begin RECORDS FOR THIS EXERCISE
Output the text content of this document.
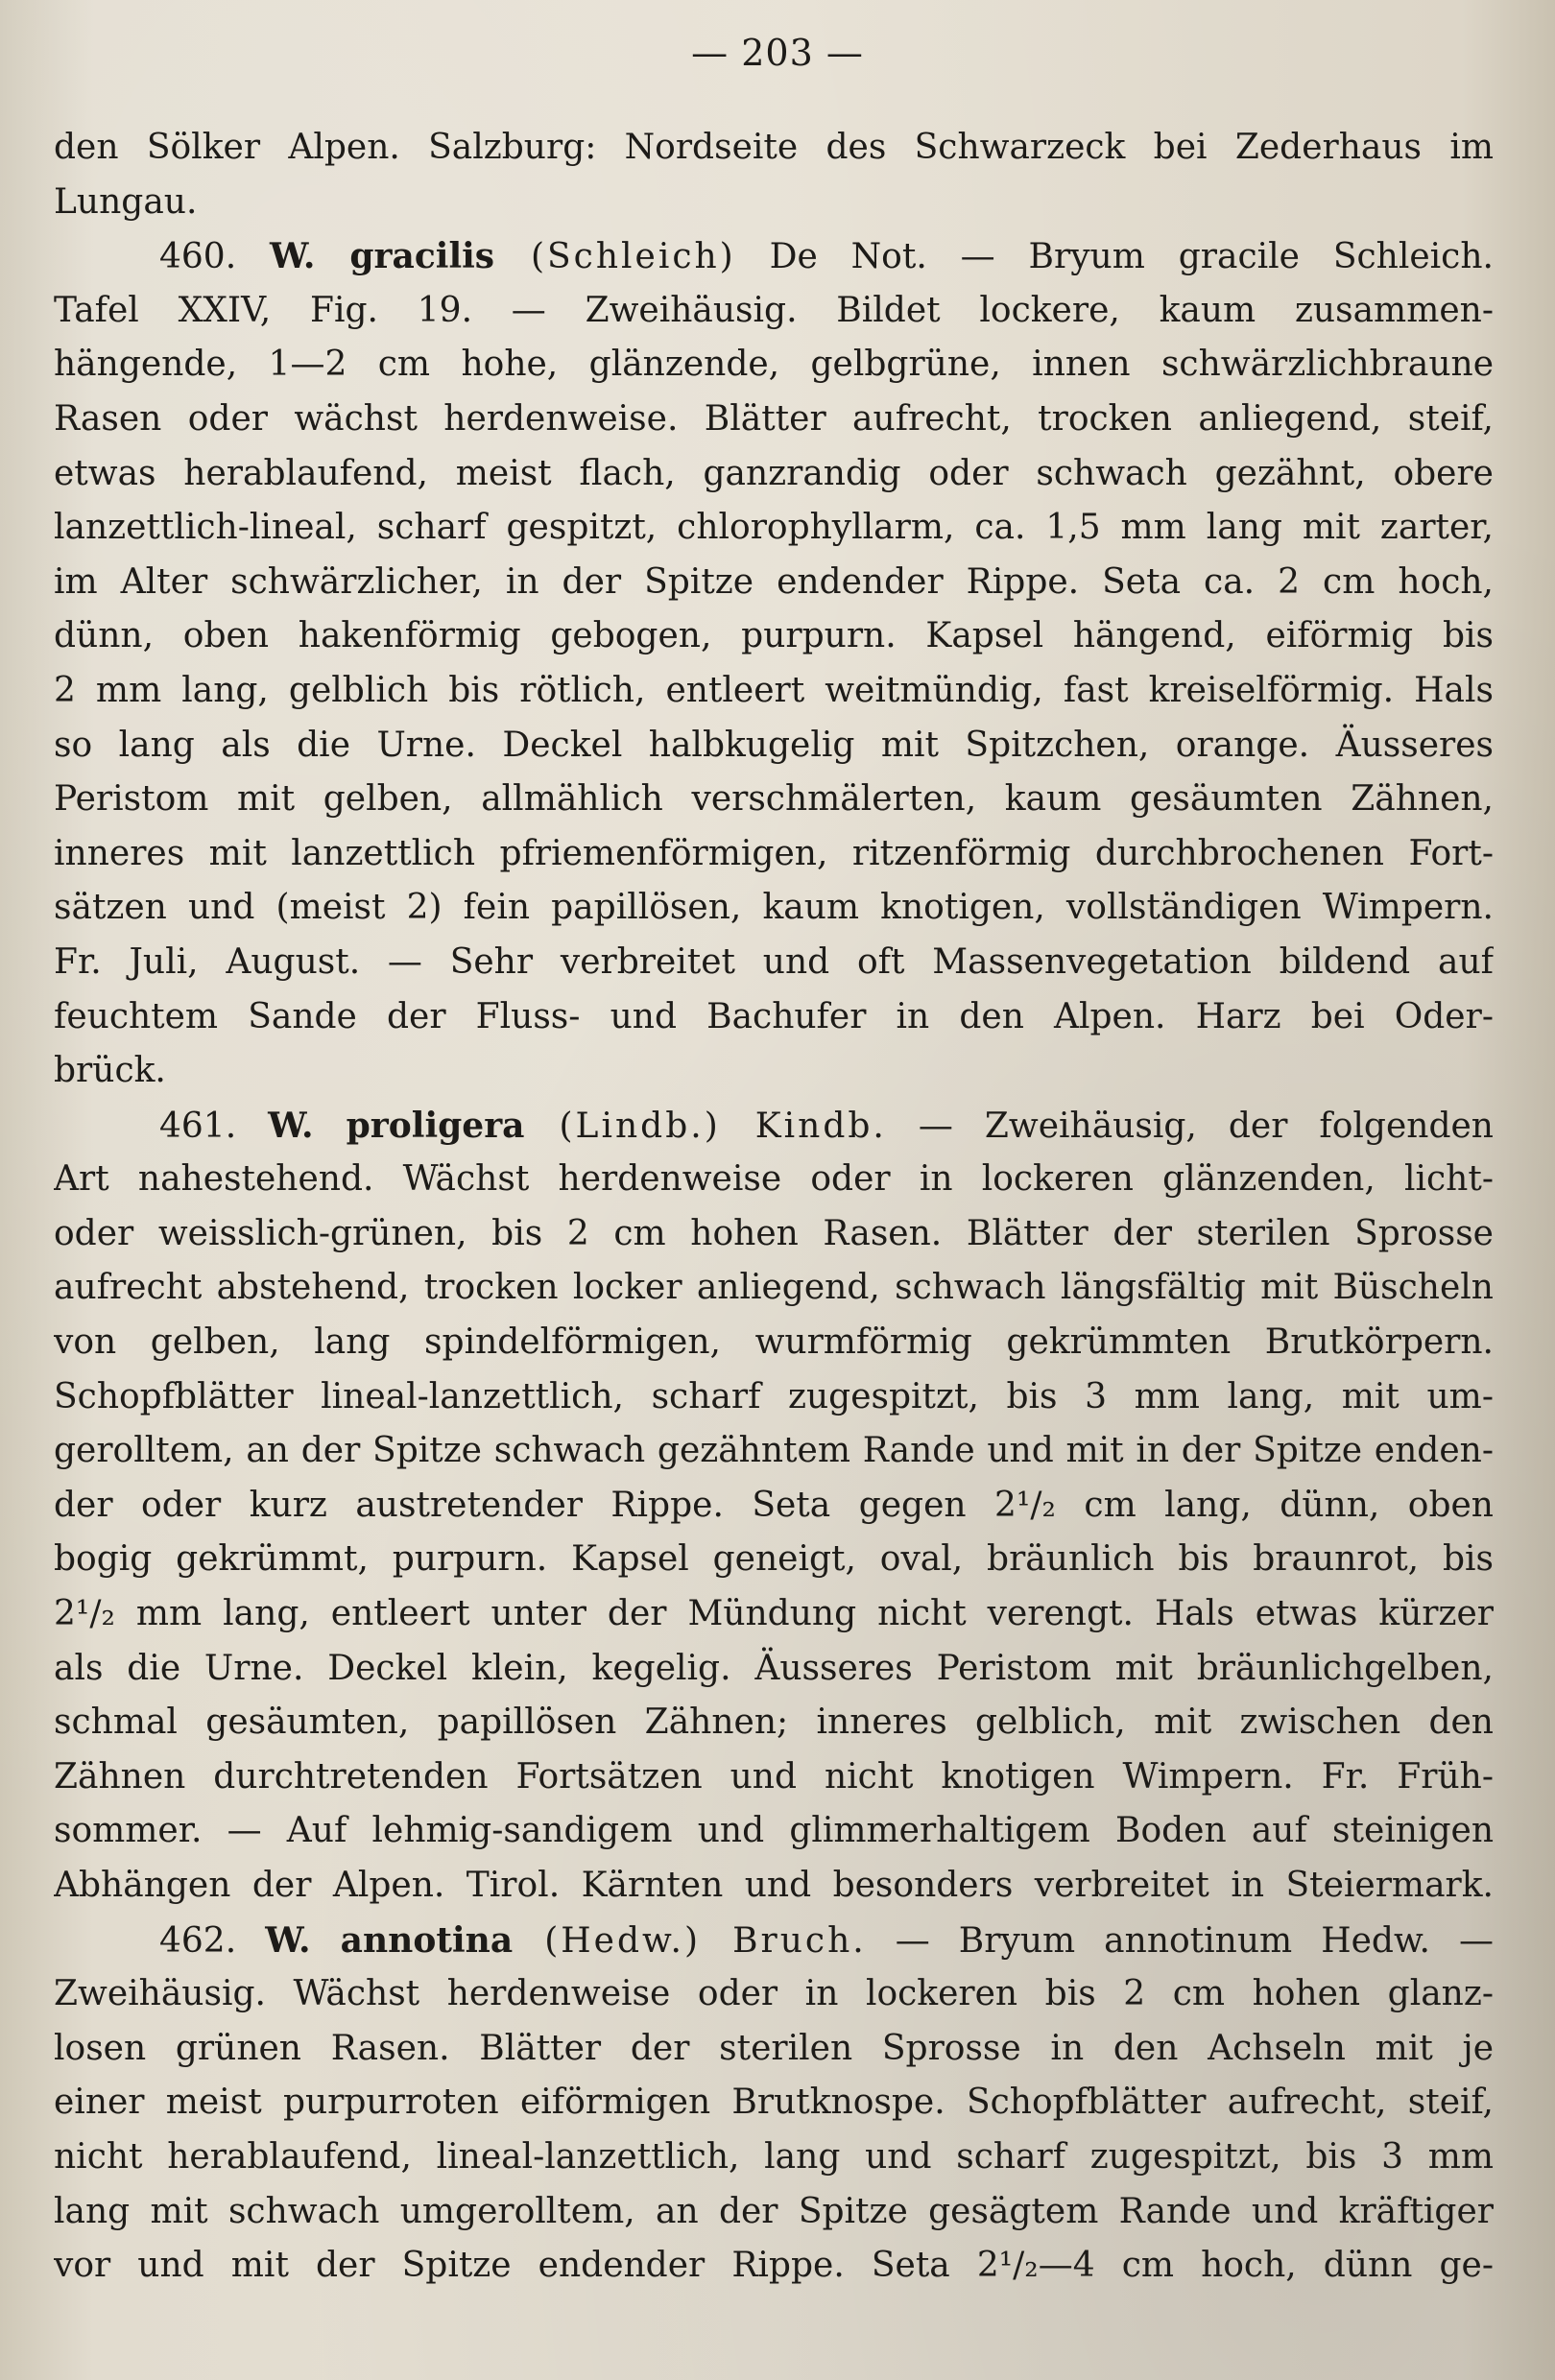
— 203 —
den Sölker Alpen. Salzburg: Nordseite des Schwarzeck bei Zederhaus im
Lungau.
460. W. gracilis (Schleich) De Not. — Bryum gracile Schleich.
Tafel XXIV, Fig. 19. — Zweihäusig. Bildet lockere, kaum zusammen-
hängende, 1—2 cm hohe, glänzende, gelbgrüne, innen schwärzlichbraune
Rasen oder wächst herdenweise. Blätter aufrecht, trocken anliegend, steif,
etwas herablaufend, meist flach, ganzrandig oder schwach gezähnt, obere
lanzettlich-lineal, scharf gespitzt, chlorophyllarm, ca. 1,5 mm lang mit zarter,
im Alter schwärzlicher, in der Spitze endender Rippe. Seta ca. 2 cm hoch,
dünn, oben hakenförmig gebogen, purpurn. Kapsel hängend, eiförmig bis
2 mm lang, gelblich bis rötlich, entleert weitmündig, fast kreiselförmig. Hals
so lang als die Urne. Deckel halbkugelig mit Spitzchen, orange. Äusseres
Peristom mit gelben, allmählich verschmälerten, kaum gesäumten Zähnen,
inneres mit lanzettlich pfriemenförmigen, ritzenförmig durchbrochenen Fort-
sätzen und (meist 2) fein papillösen, kaum knotigen, vollständigen Wimpern.
Fr. Juli, August. — Sehr verbreitet und oft Massenvegetation bildend auf
feuchtem Sande der Fluss- und Bachufer in den Alpen. Harz bei Oder-
brück.
461. W. proligera (Lindb.) Kindb. — Zweihäusig, der folgenden
Art nahestehend. Wächst herdenweise oder in lockeren glänzenden, licht-
oder weisslich-grünen, bis 2 cm hohen Rasen. Blätter der sterilen Sprosse
aufrecht abstehend, trocken locker anliegend, schwach längsfältig mit Büscheln
von gelben, lang spindelförmigen, wurmförmig gekrümmten Brutkörpern.
Schopfblätter lineal-lanzettlich, scharf zugespitzt, bis 3 mm lang, mit um-
gerolltem, an der Spitze schwach gezähntem Rande und mit in der Spitze enden-
der oder kurz austretender Rippe. Seta gegen 2¹/₂ cm lang, dünn, oben
bogig gekrümmt, purpurn. Kapsel geneigt, oval, bräunlich bis braunrot, bis
2¹/₂ mm lang, entleert unter der Mündung nicht verengt. Hals etwas kürzer
als die Urne. Deckel klein, kegelig. Äusseres Peristom mit bräunlichgelben,
schmal gesäumten, papillösen Zähnen; inneres gelblich, mit zwischen den
Zähnen durchtretenden Fortsätzen und nicht knotigen Wimpern. Fr. Früh-
sommer. — Auf lehmig-sandigem und glimmerhaltigem Boden auf steinigen
Abhängen der Alpen. Tirol. Kärnten und besonders verbreitet in Steiermark.
462. W. annotina (Hedw.) Bruch. — Bryum annotinum Hedw. —
Zweihäusig. Wächst herdenweise oder in lockeren bis 2 cm hohen glanz-
losen grünen Rasen. Blätter der sterilen Sprosse in den Achseln mit je
einer meist purpurroten eiförmigen Brutknospe. Schopfblätter aufrecht, steif,
nicht herablaufend, lineal-lanzettlich, lang und scharf zugespitzt, bis 3 mm
lang mit schwach umgerolltem, an der Spitze gesägtem Rande und kräftiger
vor und mit der Spitze endender Rippe. Seta 2¹/₂—4 cm hoch, dünn ge-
end RECORDS FOR THIS EXERCISE
> _TASK INSTRUCTIONS_: Pull out every line in the data above that has the word "etwas".

> _EXERCISE RESULT_:
etwas herablaufend, meist flach, ganzrandig oder schwach gezähnt, obere
2¹/₂ mm lang, entleert unter der Mündung nicht verengt. Hals etwas kürzer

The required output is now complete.